MATERIAL PROVIDED:
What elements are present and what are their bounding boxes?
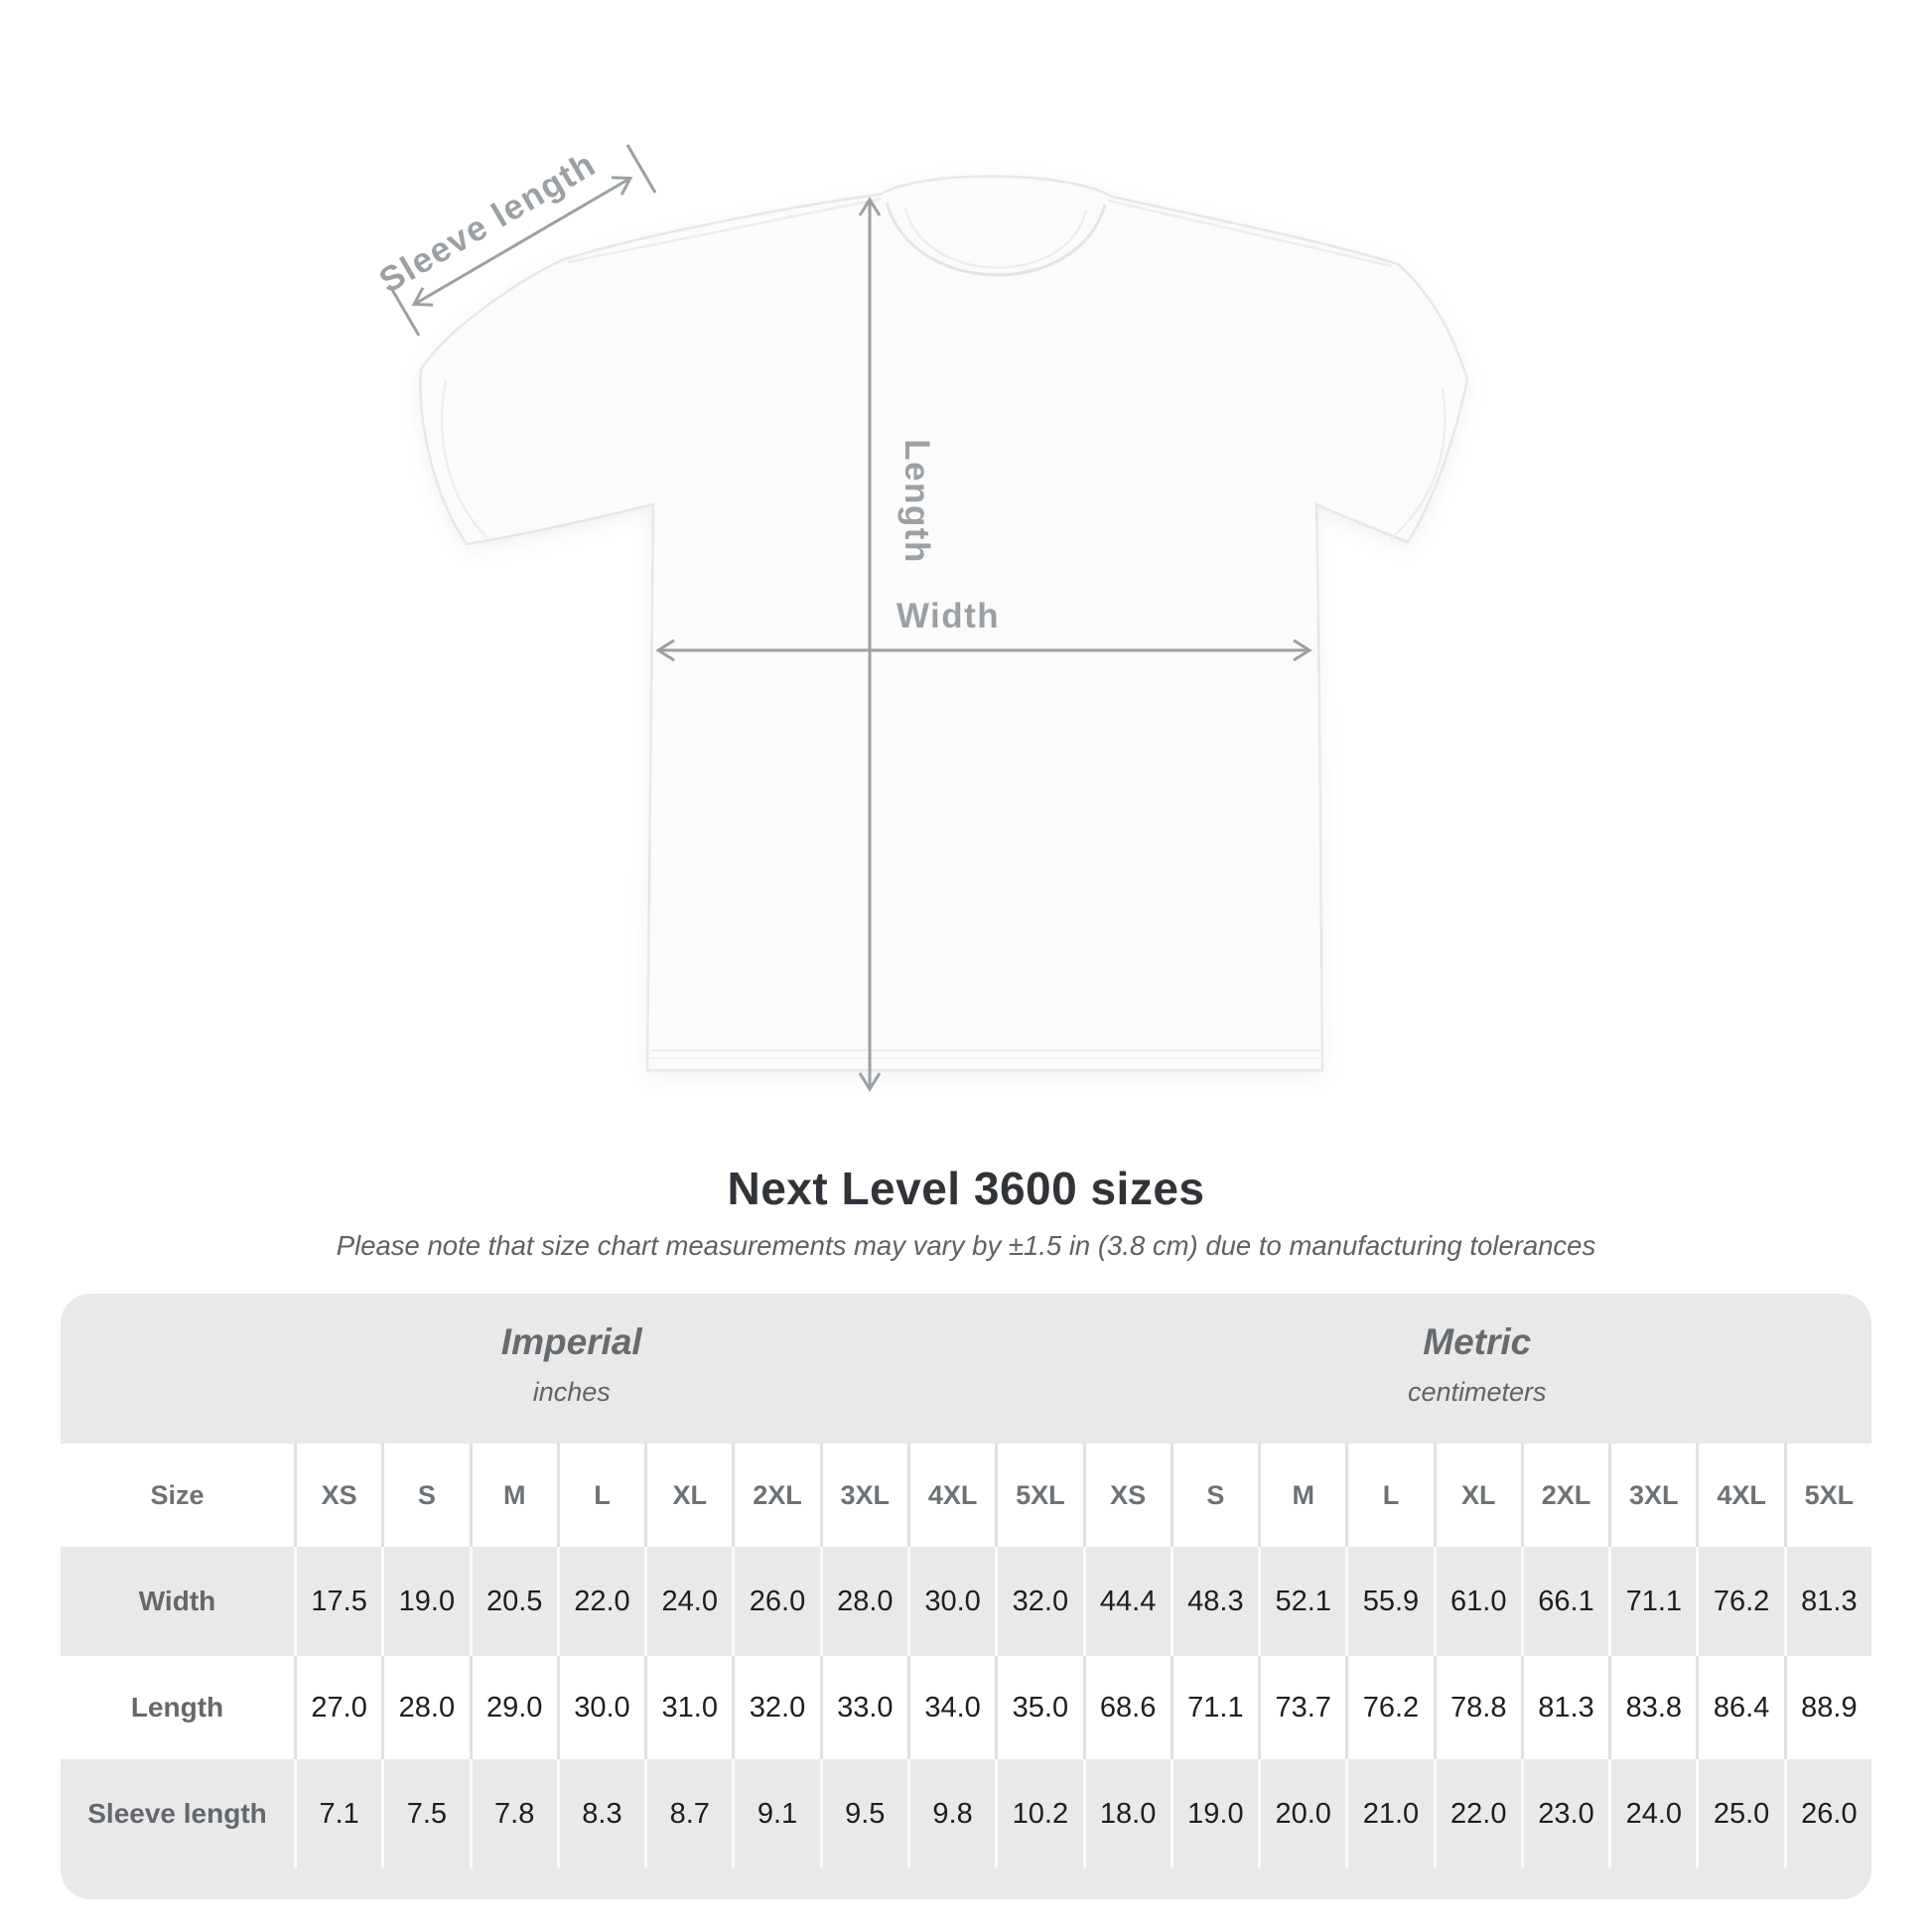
value-cell: 78.8	[1434, 1656, 1521, 1759]
imperial-label: Imperial	[500, 1321, 642, 1362]
value-cell: 17.5	[294, 1547, 381, 1656]
size-header-cell: 4XL	[907, 1444, 995, 1547]
imperial-header	[61, 1294, 1083, 1444]
size-header-cell: 2XL	[1521, 1444, 1608, 1547]
value-cell: 30.0	[557, 1656, 644, 1759]
value-cell: 48.3	[1171, 1547, 1258, 1656]
value-cell: 66.1	[1521, 1547, 1608, 1656]
value-cell: 71.1	[1608, 1547, 1696, 1656]
size-header-cell: L	[557, 1444, 644, 1547]
value-cell: 20.0	[1258, 1759, 1345, 1868]
value-cell: 28.0	[820, 1547, 907, 1656]
value-cell: 61.0	[1434, 1547, 1521, 1656]
imperial-unit: inches	[532, 1377, 611, 1407]
value-cell: 88.9	[1784, 1656, 1871, 1759]
value-cell: 71.1	[1171, 1656, 1258, 1759]
unit-header-band	[61, 1294, 1871, 1444]
value-cell: 68.6	[1083, 1656, 1171, 1759]
value-cell: 34.0	[907, 1656, 995, 1759]
size-header-cell: 3XL	[1608, 1444, 1696, 1547]
size-header-cell: M	[470, 1444, 557, 1547]
row-label: Length	[130, 1692, 224, 1723]
value-cell: 26.0	[732, 1547, 819, 1656]
value-cell: 32.0	[732, 1656, 819, 1759]
value-cell: 9.8	[907, 1759, 995, 1868]
value-cell: 9.5	[820, 1759, 907, 1868]
value-cell: 44.4	[1083, 1547, 1171, 1656]
metric-header	[1083, 1294, 1872, 1444]
value-cell: 23.0	[1521, 1759, 1608, 1868]
tolerance-note: Please note that size chart measurements may vary by ±1.5 in (3.8 cm) due to manufacturing tolerances	[336, 1230, 1596, 1261]
value-cell: 21.0	[1345, 1759, 1433, 1868]
value-cell: 7.8	[470, 1759, 557, 1868]
size-header-row	[61, 1444, 1871, 1547]
value-cell: 52.1	[1258, 1547, 1345, 1656]
value-cell: 9.1	[732, 1759, 819, 1868]
value-cell: 31.0	[644, 1656, 732, 1759]
value-cell: 18.0	[1083, 1759, 1171, 1868]
value-cell: 24.0	[1608, 1759, 1696, 1868]
page-title: Next Level 3600 sizes	[727, 1163, 1205, 1214]
value-cell: 19.0	[381, 1547, 469, 1656]
metric-label: Metric	[1423, 1321, 1532, 1362]
value-cell: 8.7	[644, 1759, 732, 1868]
width-row	[61, 1547, 1871, 1656]
value-cell: 10.2	[995, 1759, 1082, 1868]
row-label: Sleeve length	[87, 1798, 267, 1829]
corner-label: Size	[150, 1479, 205, 1510]
size-header-cell: M	[1258, 1444, 1345, 1547]
value-cell: 27.0	[294, 1656, 381, 1759]
value-cell: 28.0	[381, 1656, 469, 1759]
size-table-panel	[61, 1294, 1871, 1899]
size-header-cell: XS	[1083, 1444, 1171, 1547]
size-header-cell: XL	[1434, 1444, 1521, 1547]
row-label: Width	[138, 1586, 216, 1616]
length-label: Length	[897, 439, 936, 564]
length-row	[61, 1656, 1871, 1759]
value-cell: 33.0	[820, 1656, 907, 1759]
value-cell: 81.3	[1784, 1547, 1871, 1656]
value-cell: 35.0	[995, 1656, 1082, 1759]
value-cell: 76.2	[1345, 1656, 1433, 1759]
value-cell: 32.0	[995, 1547, 1082, 1656]
metric-unit: centimeters	[1407, 1377, 1547, 1407]
value-cell: 30.0	[907, 1547, 995, 1656]
panel-bottom-spacer	[61, 1868, 1871, 1893]
value-cell: 26.0	[1784, 1759, 1871, 1868]
value-cell: 81.3	[1521, 1656, 1608, 1759]
value-cell: 73.7	[1258, 1656, 1345, 1759]
size-header-cell: S	[1171, 1444, 1258, 1547]
size-header-cell: XS	[294, 1444, 381, 1547]
size-header-cell: L	[1345, 1444, 1433, 1547]
size-header-cell: XL	[644, 1444, 732, 1547]
value-cell: 7.5	[381, 1759, 469, 1868]
size-header-cell: 5XL	[1784, 1444, 1871, 1547]
size-header-cell: 2XL	[732, 1444, 819, 1547]
value-cell: 83.8	[1608, 1656, 1696, 1759]
value-cell: 25.0	[1696, 1759, 1783, 1868]
value-cell: 8.3	[557, 1759, 644, 1868]
value-cell: 24.0	[644, 1547, 732, 1656]
size-header-cell: 5XL	[995, 1444, 1082, 1547]
size-header-cell: 3XL	[820, 1444, 907, 1547]
value-cell: 29.0	[470, 1656, 557, 1759]
value-cell: 19.0	[1171, 1759, 1258, 1868]
sleeve-length-row	[61, 1759, 1871, 1868]
value-cell: 20.5	[470, 1547, 557, 1656]
value-cell: 7.1	[294, 1759, 381, 1868]
sleeve-arrow-end-tick	[627, 145, 655, 193]
value-cell: 22.0	[557, 1547, 644, 1656]
sleeve-length-label: Sleeve length	[372, 144, 603, 301]
size-header-cell: S	[381, 1444, 469, 1547]
value-cell: 55.9	[1345, 1547, 1433, 1656]
value-cell: 22.0	[1434, 1759, 1521, 1868]
value-cell: 86.4	[1696, 1656, 1783, 1759]
size-header-cell: 4XL	[1696, 1444, 1783, 1547]
heading-block	[0, 1162, 1932, 1262]
width-label: Width	[896, 597, 1001, 635]
value-cell: 76.2	[1696, 1547, 1783, 1656]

EXERCISE BRIEF: Can you copy the stretch of the data from the line containing "1656, 1521, 1759]" through the line containing "1547, 907, 1656]", including both of those lines, without changing anything?

REPLY TO THE EXERCISE:
value-cell: 78.8	[1434, 1656, 1521, 1759]
imperial-label: Imperial	[500, 1321, 642, 1362]
value-cell: 17.5	[294, 1547, 381, 1656]
size-header-cell: 4XL	[907, 1444, 995, 1547]
imperial-header	[61, 1294, 1083, 1444]
size-header-cell: 2XL	[1521, 1444, 1608, 1547]
value-cell: 30.0	[557, 1656, 644, 1759]
value-cell: 48.3	[1171, 1547, 1258, 1656]
value-cell: 66.1	[1521, 1547, 1608, 1656]
value-cell: 71.1	[1608, 1547, 1696, 1656]
size-header-cell: L	[557, 1444, 644, 1547]
value-cell: 20.0	[1258, 1759, 1345, 1868]
value-cell: 28.0	[820, 1547, 907, 1656]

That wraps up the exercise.